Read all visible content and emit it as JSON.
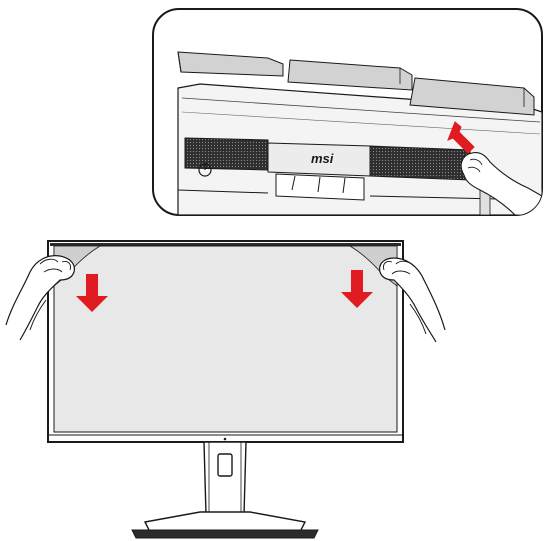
{
  "illustration": {
    "brand_logo_text": "msi",
    "colors": {
      "arrow": "#e11b22",
      "screen": "#e8e8e8",
      "film": "#d4d4d4",
      "bezel": "#2b2b2b",
      "outline": "#1a1a1a",
      "speaker_grille": "#3a3a3a"
    },
    "steps": [
      {
        "step": "remove-rear-protective-film",
        "arrows": 1
      },
      {
        "step": "peel-front-screen-film",
        "arrows": 2
      }
    ]
  }
}
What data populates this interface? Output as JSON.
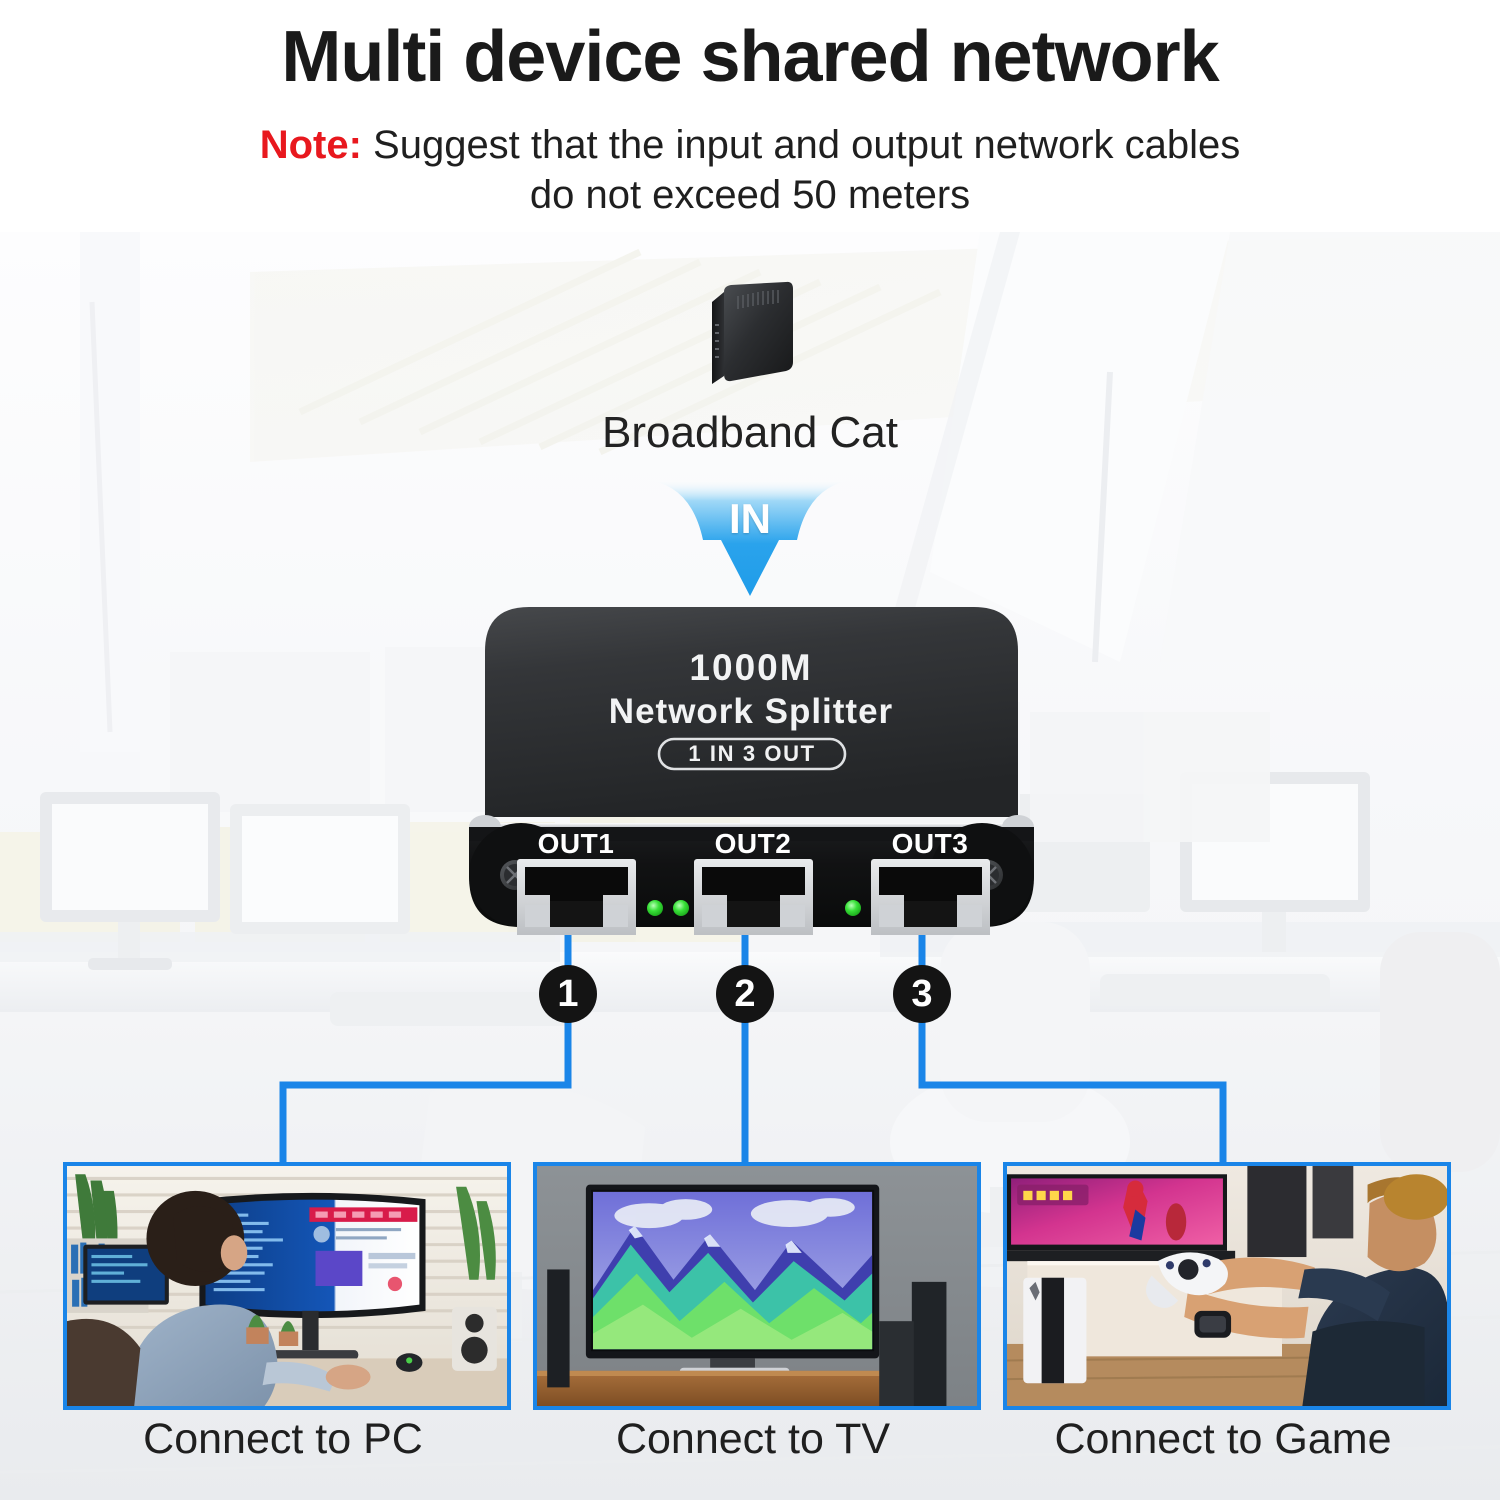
{
  "header": {
    "title": "Multi device shared network",
    "note_label": "Note:",
    "note_line1": " Suggest that the input and output network cables",
    "note_line2": "do not exceed 50 meters"
  },
  "source": {
    "device_label": "Broadband Cat",
    "arrow_label": "IN"
  },
  "device": {
    "brand_speed": "1000M",
    "product_name": "Network Splitter",
    "badge": "1 IN 3 OUT",
    "ports": [
      {
        "label": "OUT1"
      },
      {
        "label": "OUT2"
      },
      {
        "label": "OUT3"
      }
    ],
    "led_count": 3,
    "led_color": "#2fd02f"
  },
  "connections": [
    {
      "number": "1",
      "caption": "Connect to PC"
    },
    {
      "number": "2",
      "caption": "Connect to TV"
    },
    {
      "number": "3",
      "caption": "Connect to Game"
    }
  ],
  "colors": {
    "accent_blue": "#1a85e8",
    "note_red": "#E8181E",
    "device_black": "#232527",
    "text_dark": "#1f1f1f",
    "led_green": "#2fd02f"
  }
}
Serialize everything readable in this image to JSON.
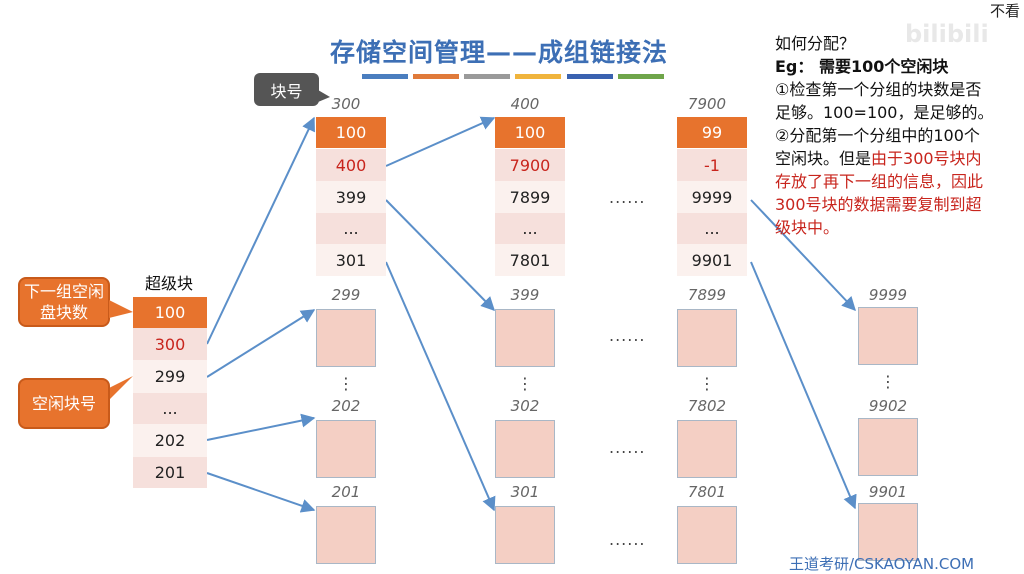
{
  "title": "存储空间管理——成组链接法",
  "title_bar_colors": [
    "#4a7ebf",
    "#e07a3a",
    "#9a9a9a",
    "#f0b43c",
    "#3a62b0",
    "#6fa54a"
  ],
  "tooltip": "块号",
  "superblock": {
    "label": "超级块",
    "cells": [
      "100",
      "300",
      "299",
      "...",
      "202",
      "201"
    ]
  },
  "callouts": {
    "next_group": "下一组空闲盘块数",
    "free_block": "空闲块号"
  },
  "groups": [
    {
      "header": "300",
      "cells": [
        "100",
        "400",
        "399",
        "...",
        "301"
      ]
    },
    {
      "header": "400",
      "cells": [
        "100",
        "7900",
        "7899",
        "...",
        "7801"
      ]
    },
    {
      "header": "7900",
      "cells": [
        "99",
        "-1",
        "9999",
        "...",
        "9901"
      ]
    }
  ],
  "ellipsis_h": "......",
  "ellipsis_v": "⋮",
  "box_columns": [
    [
      "299",
      "202",
      "201"
    ],
    [
      "399",
      "302",
      "301"
    ],
    [
      "7899",
      "7802",
      "7801"
    ],
    [
      "9999",
      "9902",
      "9901"
    ]
  ],
  "notes": {
    "q": "如何分配？",
    "eg": "Eg：  需要100个空闲块",
    "step1_a": "①检查第一个分组的块数是否",
    "step1_b": "足够。100=100，是足够的。",
    "step2_a": "②分配第一个分组中的100个",
    "step2_b_black": "空闲块。但是",
    "step2_b_red": "由于300号块内",
    "step2_c": "存放了再下一组的信息，因此",
    "step2_d": "300号块的数据需要复制到超",
    "step2_e": "级块中。"
  },
  "footer": "王道考研/CSKAOYAN.COM",
  "corner_text": "不看",
  "watermark": "bilibili",
  "colors": {
    "accent_orange": "#e7732d",
    "title_blue": "#3d6fb5",
    "red_text": "#c8251d",
    "arrow": "#5b8fc9"
  }
}
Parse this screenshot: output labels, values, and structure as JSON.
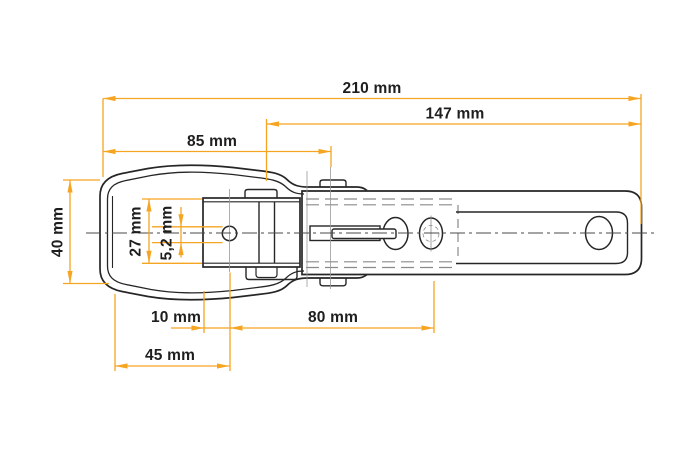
{
  "drawing": {
    "unit": "mm",
    "dimensions": {
      "total_length": "210 mm",
      "arm_length": "147 mm",
      "lever_length": "85 mm",
      "overall_height": "40 mm",
      "body_height": "27 mm",
      "hole_diameter": "5,2 mm",
      "hole_offset": "10 mm",
      "hole_spacing": "80 mm",
      "lever_width": "45 mm"
    },
    "colors": {
      "dimension": "#F6A522",
      "outline": "#262626",
      "hidden_line": "#8A8A8A",
      "background": "#FFFFFF"
    }
  }
}
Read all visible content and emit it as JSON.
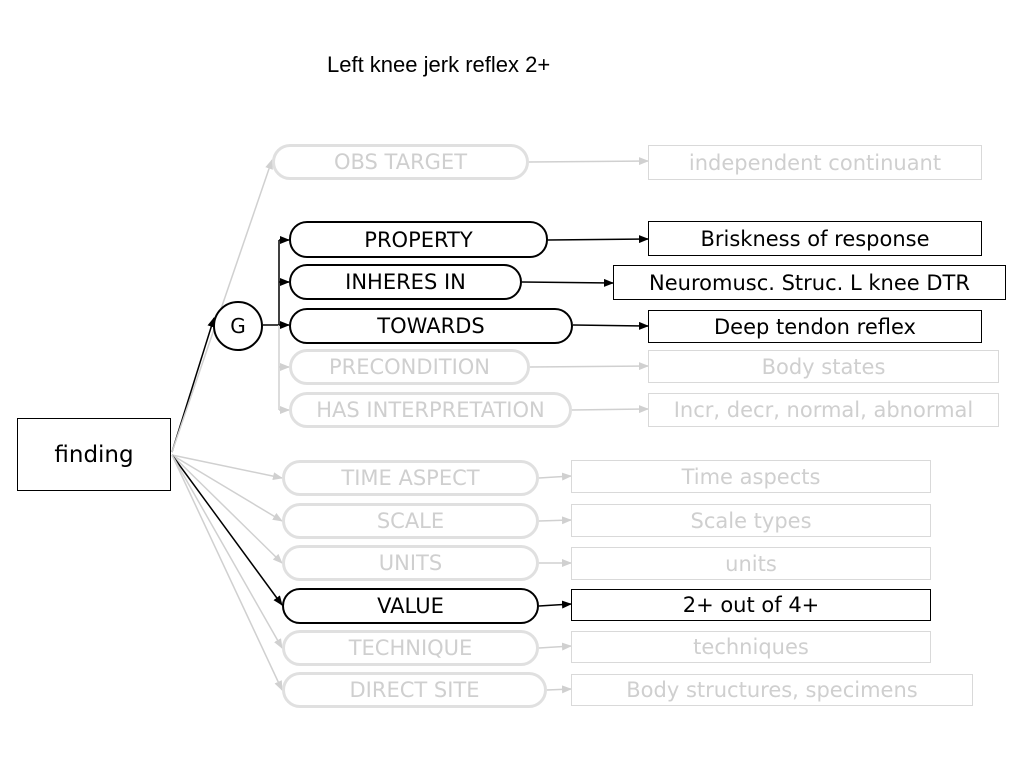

————————

*Exercise directions*. Reproduce the records above exactly, leaving out every picture they contain.

*Solution to this task*.
Read all visible content and emit it as JSON.
{
  "illustration": {
    "brand_logo_text": "msi",
    "colors": {
      "arrow": "#e11b22",
      "screen": "#e8e8e8",
      "film": "#d4d4d4",
      "bezel": "#2b2b2b",
      "outline": "#1a1a1a",
      "speaker_grille": "#3a3a3a"
    },
    "steps": [
      {
        "step": "remove-rear-protective-film",
        "arrows": 1
      },
      {
        "step": "peel-front-screen-film",
        "arrows": 2
      }
    ]
  }
}
What data populates this interface? Output as JSON.
{
  "header": {
    "title": "Multi device shared network",
    "note_label": "Note:",
    "note_line1": " Suggest that the input and output network cables",
    "note_line2": "do not exceed 50 meters"
  },
  "source": {
    "device_label": "Broadband Cat",
    "arrow_label": "IN"
  },
  "device": {
    "brand_speed": "1000M",
    "product_name": "Network Splitter",
    "badge": "1 IN 3 OUT",
    "ports": [
      {
        "label": "OUT1"
      },
      {
        "label": "OUT2"
      },
      {
        "label": "OUT3"
      }
    ],
    "led_count": 3,
    "led_color": "#2fd02f"
  },
  "connections": [
    {
      "number": "1",
      "caption": "Connect to PC"
    },
    {
      "number": "2",
      "caption": "Connect to TV"
    },
    {
      "number": "3",
      "caption": "Connect to Game"
    }
  ],
  "colors": {
    "accent_blue": "#1a85e8",
    "note_red": "#E8181E",
    "device_black": "#232527",
    "text_dark": "#1f1f1f",
    "led_green": "#2fd02f"
  }
}
Serialize everything readable in this image to JSON.
{
  "title": "存储空间管理——成组链接法",
  "title_bar_colors": [
    "#4a7ebf",
    "#e07a3a",
    "#9a9a9a",
    "#f0b43c",
    "#3a62b0",
    "#6fa54a"
  ],
  "tooltip": "块号",
  "superblock": {
    "label": "超级块",
    "cells": [
      "100",
      "300",
      "299",
      "...",
      "202",
      "201"
    ]
  },
  "callouts": {
    "next_group": "下一组空闲盘块数",
    "free_block": "空闲块号"
  },
  "groups": [
    {
      "header": "300",
      "cells": [
        "100",
        "400",
        "399",
        "...",
        "301"
      ]
    },
    {
      "header": "400",
      "cells": [
        "100",
        "7900",
        "7899",
        "...",
        "7801"
      ]
    },
    {
      "header": "7900",
      "cells": [
        "99",
        "-1",
        "9999",
        "...",
        "9901"
      ]
    }
  ],
  "ellipsis_h": "......",
  "ellipsis_v": "⋮",
  "box_columns": [
    [
      "299",
      "202",
      "201"
    ],
    [
      "399",
      "302",
      "301"
    ],
    [
      "7899",
      "7802",
      "7801"
    ],
    [
      "9999",
      "9902",
      "9901"
    ]
  ],
  "notes": {
    "q": "如何分配？",
    "eg": "Eg：  需要100个空闲块",
    "step1_a": "①检查第一个分组的块数是否",
    "step1_b": "足够。100=100，是足够的。",
    "step2_a": "②分配第一个分组中的100个",
    "step2_b_black": "空闲块。但是",
    "step2_b_red": "由于300号块内",
    "step2_c": "存放了再下一组的信息，因此",
    "step2_d": "300号块的数据需要复制到超",
    "step2_e": "级块中。"
  },
  "footer": "王道考研/CSKAOYAN.COM",
  "corner_text": "不看",
  "watermark": "bilibili",
  "colors": {
    "accent_orange": "#e7732d",
    "title_blue": "#3d6fb5",
    "red_text": "#c8251d",
    "arrow": "#5b8fc9"
  }
}
Parse this screenshot: output labels, values, and structure as JSON.
{
  "drawing": {
    "unit": "mm",
    "dimensions": {
      "total_length": "210 mm",
      "arm_length": "147 mm",
      "lever_length": "85 mm",
      "overall_height": "40 mm",
      "body_height": "27 mm",
      "hole_diameter": "5,2 mm",
      "hole_offset": "10 mm",
      "hole_spacing": "80 mm",
      "lever_width": "45 mm"
    },
    "colors": {
      "dimension": "#F6A522",
      "outline": "#262626",
      "hidden_line": "#8A8A8A",
      "background": "#FFFFFF"
    }
  }
}
Read all visible content and emit it as JSON.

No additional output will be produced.